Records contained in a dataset
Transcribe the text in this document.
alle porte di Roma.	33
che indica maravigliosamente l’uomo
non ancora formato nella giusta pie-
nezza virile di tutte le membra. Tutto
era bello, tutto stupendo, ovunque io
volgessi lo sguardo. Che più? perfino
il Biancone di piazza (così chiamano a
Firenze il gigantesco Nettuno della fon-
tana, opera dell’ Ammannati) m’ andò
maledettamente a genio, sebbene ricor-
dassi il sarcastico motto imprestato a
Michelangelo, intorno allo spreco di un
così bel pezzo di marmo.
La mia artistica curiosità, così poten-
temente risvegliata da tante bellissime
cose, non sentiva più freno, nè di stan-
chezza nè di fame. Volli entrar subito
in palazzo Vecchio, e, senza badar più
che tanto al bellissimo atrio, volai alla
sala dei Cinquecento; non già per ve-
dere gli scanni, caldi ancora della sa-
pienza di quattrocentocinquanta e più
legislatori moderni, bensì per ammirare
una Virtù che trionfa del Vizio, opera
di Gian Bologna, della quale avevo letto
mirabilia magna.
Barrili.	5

THE TASK => Give the listing above again, word for word.

EXERCISE RESPONSE =>
Transcribe the text in this document.
alle porte di Roma.	33
che indica maravigliosamente l’uomo
non ancora formato nella giusta pie-
nezza virile di tutte le membra. Tutto
era bello, tutto stupendo, ovunque io
volgessi lo sguardo. Che più? perfino
il Biancone di piazza (così chiamano a
Firenze il gigantesco Nettuno della fon-
tana, opera dell’ Ammannati) m’ andò
maledettamente a genio, sebbene ricor-
dassi il sarcastico motto imprestato a
Michelangelo, intorno allo spreco di un
così bel pezzo di marmo.
La mia artistica curiosità, così poten-
temente risvegliata da tante bellissime
cose, non sentiva più freno, nè di stan-
chezza nè di fame. Volli entrar subito
in palazzo Vecchio, e, senza badar più
che tanto al bellissimo atrio, volai alla
sala dei Cinquecento; non già per ve-
dere gli scanni, caldi ancora della sa-
pienza di quattrocentocinquanta e più
legislatori moderni, bensì per ammirare
una Virtù che trionfa del Vizio, opera
di Gian Bologna, della quale avevo letto
mirabilia magna.
Barrili.	5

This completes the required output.